AIM: Pull out every line below that holds the word "JSON".

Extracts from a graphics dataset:
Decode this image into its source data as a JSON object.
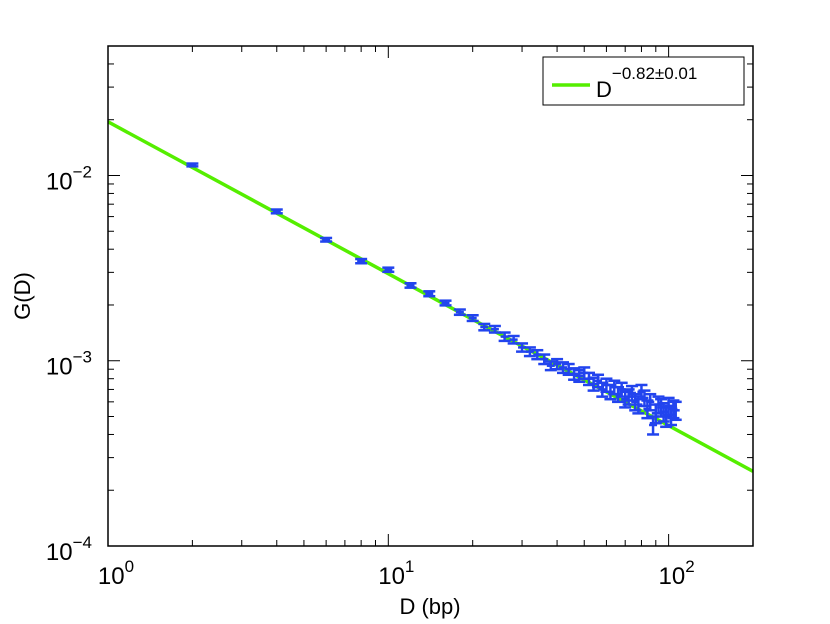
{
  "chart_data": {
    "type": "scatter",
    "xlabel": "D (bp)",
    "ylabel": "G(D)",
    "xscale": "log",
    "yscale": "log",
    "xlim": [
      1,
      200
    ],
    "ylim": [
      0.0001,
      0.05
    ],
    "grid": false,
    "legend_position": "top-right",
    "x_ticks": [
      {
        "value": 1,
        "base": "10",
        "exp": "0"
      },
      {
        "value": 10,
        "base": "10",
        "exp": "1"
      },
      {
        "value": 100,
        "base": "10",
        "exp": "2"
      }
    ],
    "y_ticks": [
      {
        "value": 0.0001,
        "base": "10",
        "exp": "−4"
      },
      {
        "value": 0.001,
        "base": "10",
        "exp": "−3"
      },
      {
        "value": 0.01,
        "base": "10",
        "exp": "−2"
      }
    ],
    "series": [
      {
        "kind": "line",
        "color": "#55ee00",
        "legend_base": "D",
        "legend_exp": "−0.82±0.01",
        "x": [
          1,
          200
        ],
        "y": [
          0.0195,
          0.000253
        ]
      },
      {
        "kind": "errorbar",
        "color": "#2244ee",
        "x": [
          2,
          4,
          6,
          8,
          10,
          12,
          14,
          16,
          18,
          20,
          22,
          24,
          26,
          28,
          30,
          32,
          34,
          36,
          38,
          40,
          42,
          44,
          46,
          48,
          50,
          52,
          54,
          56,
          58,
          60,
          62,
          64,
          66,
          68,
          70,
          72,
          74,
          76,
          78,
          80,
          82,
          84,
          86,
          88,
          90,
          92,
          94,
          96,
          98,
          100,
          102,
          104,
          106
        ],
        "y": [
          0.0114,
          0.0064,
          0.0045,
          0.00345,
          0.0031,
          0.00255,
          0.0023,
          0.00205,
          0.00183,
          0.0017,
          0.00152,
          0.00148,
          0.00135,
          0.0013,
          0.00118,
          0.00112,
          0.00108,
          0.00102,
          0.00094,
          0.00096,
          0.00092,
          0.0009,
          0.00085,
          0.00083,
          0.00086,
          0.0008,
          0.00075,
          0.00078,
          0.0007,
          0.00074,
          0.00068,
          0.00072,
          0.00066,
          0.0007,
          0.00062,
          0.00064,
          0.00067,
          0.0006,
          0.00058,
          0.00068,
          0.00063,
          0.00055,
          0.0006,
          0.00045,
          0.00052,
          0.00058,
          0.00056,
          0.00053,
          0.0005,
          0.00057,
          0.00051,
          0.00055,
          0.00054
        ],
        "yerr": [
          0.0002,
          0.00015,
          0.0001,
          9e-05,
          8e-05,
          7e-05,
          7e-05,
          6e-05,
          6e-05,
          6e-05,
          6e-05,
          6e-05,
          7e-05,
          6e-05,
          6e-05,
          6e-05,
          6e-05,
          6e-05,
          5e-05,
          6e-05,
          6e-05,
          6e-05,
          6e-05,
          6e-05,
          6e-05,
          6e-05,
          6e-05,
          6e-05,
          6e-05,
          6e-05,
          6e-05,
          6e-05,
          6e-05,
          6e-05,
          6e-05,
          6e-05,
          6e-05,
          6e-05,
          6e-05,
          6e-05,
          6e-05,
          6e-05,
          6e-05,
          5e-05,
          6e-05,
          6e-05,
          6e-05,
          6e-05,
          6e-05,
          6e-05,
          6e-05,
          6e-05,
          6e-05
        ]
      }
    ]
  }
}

...

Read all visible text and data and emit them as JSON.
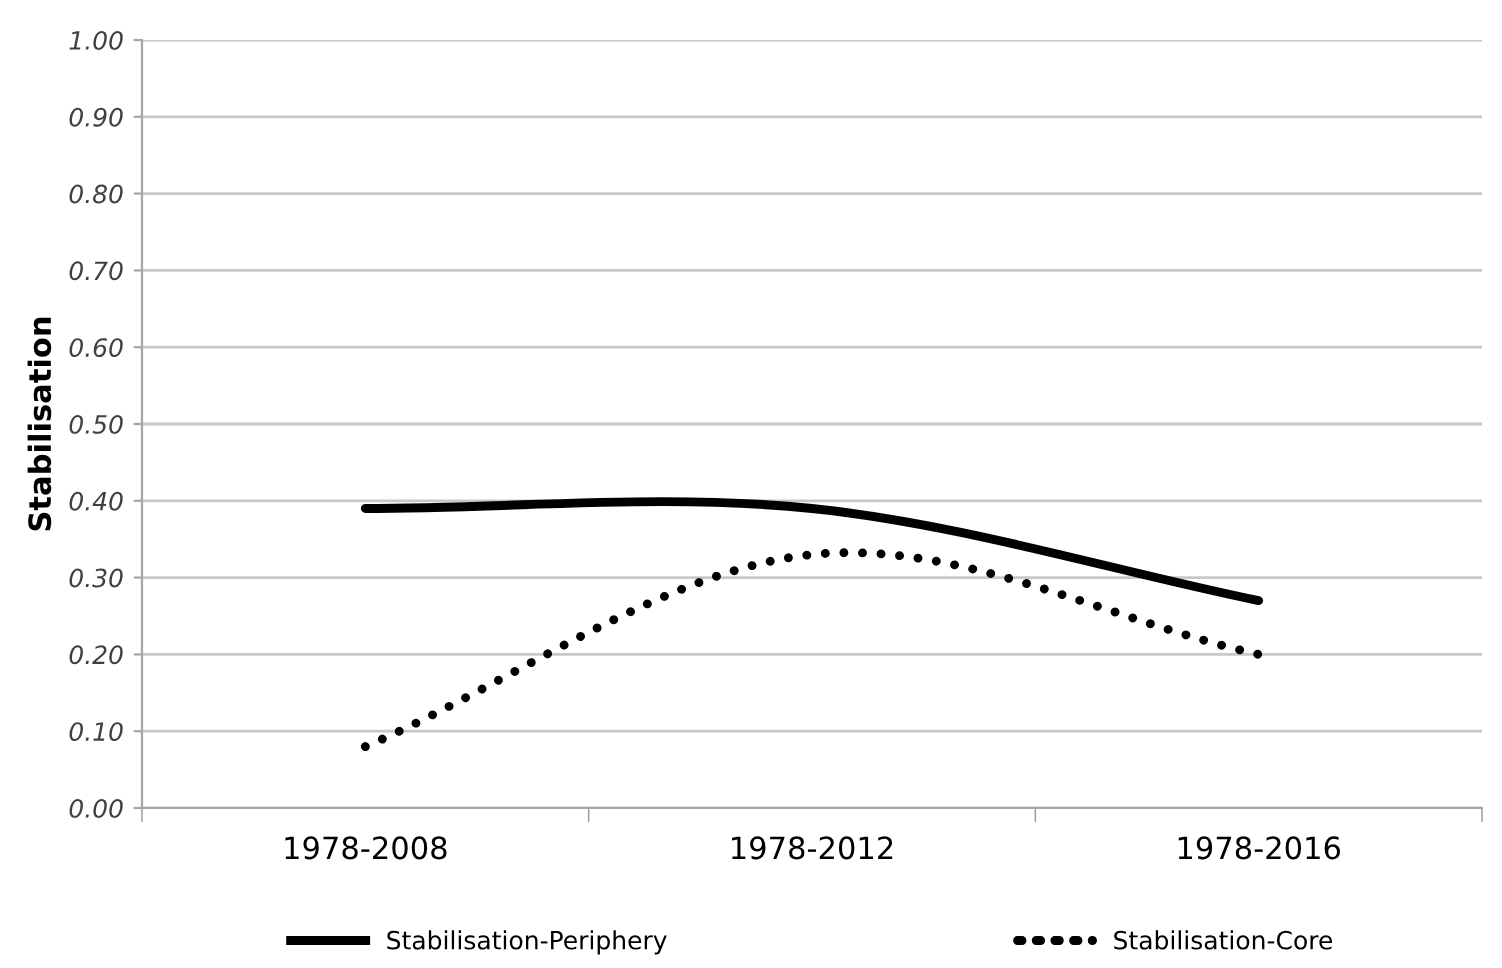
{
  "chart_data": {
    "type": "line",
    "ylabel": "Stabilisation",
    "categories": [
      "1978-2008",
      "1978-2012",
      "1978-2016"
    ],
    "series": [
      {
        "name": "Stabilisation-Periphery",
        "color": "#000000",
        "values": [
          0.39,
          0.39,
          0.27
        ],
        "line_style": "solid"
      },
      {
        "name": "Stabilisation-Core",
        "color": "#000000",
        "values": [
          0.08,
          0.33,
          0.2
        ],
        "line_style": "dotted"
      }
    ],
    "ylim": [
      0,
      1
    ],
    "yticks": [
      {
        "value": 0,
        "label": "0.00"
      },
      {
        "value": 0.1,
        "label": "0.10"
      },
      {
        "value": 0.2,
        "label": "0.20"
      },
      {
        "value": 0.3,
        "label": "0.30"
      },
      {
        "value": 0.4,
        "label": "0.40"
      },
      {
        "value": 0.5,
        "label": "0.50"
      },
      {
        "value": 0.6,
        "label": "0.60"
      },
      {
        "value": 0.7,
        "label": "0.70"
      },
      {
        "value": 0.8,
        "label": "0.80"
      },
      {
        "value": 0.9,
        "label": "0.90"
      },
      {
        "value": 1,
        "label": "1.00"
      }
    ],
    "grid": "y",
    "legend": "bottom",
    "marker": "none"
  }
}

OUTPUT FOR THIS TASK:
Decode this image into its source data as a JSON object.
Read all visible text and data and emit them as JSON.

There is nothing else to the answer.